» PROBLEM TO WORK ON
Please format every line below as a JSON list of strings, one string for each line, with blank lines dropped and the pictures left out.

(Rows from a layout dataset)
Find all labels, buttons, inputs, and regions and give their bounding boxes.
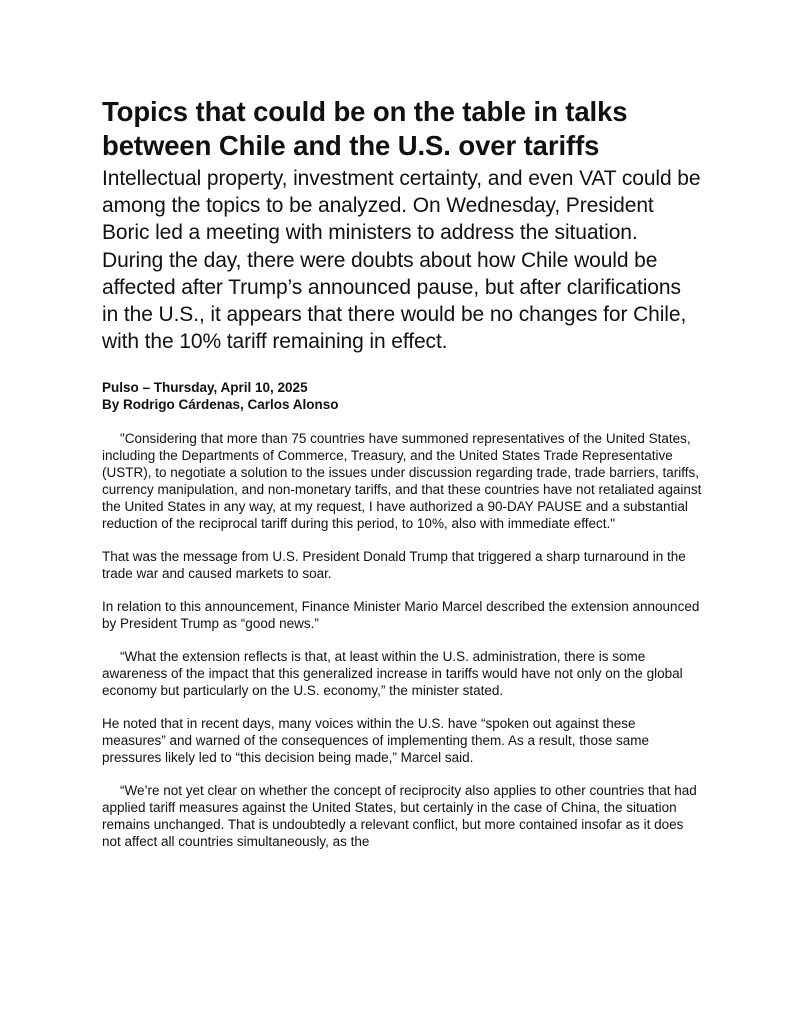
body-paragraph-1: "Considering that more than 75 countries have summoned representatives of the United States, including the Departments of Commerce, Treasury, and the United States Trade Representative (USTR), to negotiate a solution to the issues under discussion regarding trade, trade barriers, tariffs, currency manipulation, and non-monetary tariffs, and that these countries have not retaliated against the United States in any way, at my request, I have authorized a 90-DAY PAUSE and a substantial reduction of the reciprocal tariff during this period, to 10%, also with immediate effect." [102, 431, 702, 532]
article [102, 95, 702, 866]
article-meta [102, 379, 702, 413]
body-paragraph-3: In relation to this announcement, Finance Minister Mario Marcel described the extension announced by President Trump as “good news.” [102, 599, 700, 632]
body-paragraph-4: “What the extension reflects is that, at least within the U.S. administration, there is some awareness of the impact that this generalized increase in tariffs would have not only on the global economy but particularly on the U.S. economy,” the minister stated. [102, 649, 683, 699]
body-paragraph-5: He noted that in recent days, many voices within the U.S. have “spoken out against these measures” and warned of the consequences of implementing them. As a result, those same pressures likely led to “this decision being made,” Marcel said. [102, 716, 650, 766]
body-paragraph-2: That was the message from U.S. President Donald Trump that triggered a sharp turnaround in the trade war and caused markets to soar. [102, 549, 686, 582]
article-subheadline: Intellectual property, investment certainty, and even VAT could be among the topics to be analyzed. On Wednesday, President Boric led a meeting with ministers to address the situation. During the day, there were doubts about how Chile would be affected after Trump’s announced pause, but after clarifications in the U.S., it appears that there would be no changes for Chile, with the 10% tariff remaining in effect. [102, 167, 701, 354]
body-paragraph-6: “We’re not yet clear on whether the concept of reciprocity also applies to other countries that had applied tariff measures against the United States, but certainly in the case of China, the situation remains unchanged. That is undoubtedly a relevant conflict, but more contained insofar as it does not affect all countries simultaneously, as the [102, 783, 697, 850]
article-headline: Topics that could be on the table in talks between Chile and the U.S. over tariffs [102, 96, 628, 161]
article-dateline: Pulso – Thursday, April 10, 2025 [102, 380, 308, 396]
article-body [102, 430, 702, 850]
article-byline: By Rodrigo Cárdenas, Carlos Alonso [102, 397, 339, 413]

» ANSWER IN FULL
[
  "Find all labels, buttons, inputs, and regions and give their bounding boxes.",
  "body-paragraph-1: \"Considering that more than 75 countries have summoned representatives of the United States, including the Departments of Commerce, Treasury, and the United States Trade Representative (USTR), to negotiate a solution to the issues under discussion regarding trade, trade barriers, tariffs, currency manipulation, and non-monetary tariffs, and that these countries have not retaliated against the United States in any way, at my request, I have authorized a 90-DAY PAUSE and a substantial reduction of the reciprocal tariff during this period, to 10%, also with immediate effect.\" [102, 431, 702, 532]",
  "article [102, 95, 702, 866]",
  "article-meta [102, 379, 702, 413]",
  "body-paragraph-3: In relation to this announcement, Finance Minister Mario Marcel described the extension announced by President Trump as “good news.” [102, 599, 700, 632]",
  "body-paragraph-4: “What the extension reflects is that, at least within the U.S. administration, there is some awareness of the impact that this generalized increase in tariffs would have not only on the global economy but particularly on the U.S. economy,” the minister stated. [102, 649, 683, 699]",
  "body-paragraph-5: He noted that in recent days, many voices within the U.S. have “spoken out against these measures” and warned of the consequences of implementing them. As a result, those same pressures likely led to “this decision being made,” Marcel said. [102, 716, 650, 766]",
  "body-paragraph-2: That was the message from U.S. President Donald Trump that triggered a sharp turnaround in the trade war and caused markets to soar. [102, 549, 686, 582]",
  "article-subheadline: Intellectual property, investment certainty, and even VAT could be among the topics to be analyzed. On Wednesday, President Boric led a meeting with ministers to address the situation. During the day, there were doubts about how Chile would be affected after Trump’s announced pause, but after clarifications in the U.S., it appears that there would be no changes for Chile, with the 10% tariff remaining in effect. [102, 167, 701, 354]",
  "body-paragraph-6: “We’re not yet clear on whether the concept of reciprocity also applies to other countries that had applied tariff measures against the United States, but certainly in the case of China, the situation remains unchanged. That is undoubtedly a relevant conflict, but more contained insofar as it does not affect all countries simultaneously, as the [102, 783, 697, 850]",
  "article-headline: Topics that could be on the table in talks between Chile and the U.S. over tariffs [102, 96, 628, 161]",
  "article-dateline: Pulso – Thursday, April 10, 2025 [102, 380, 308, 396]",
  "article-body [102, 430, 702, 850]",
  "article-byline: By Rodrigo Cárdenas, Carlos Alonso [102, 397, 339, 413]"
]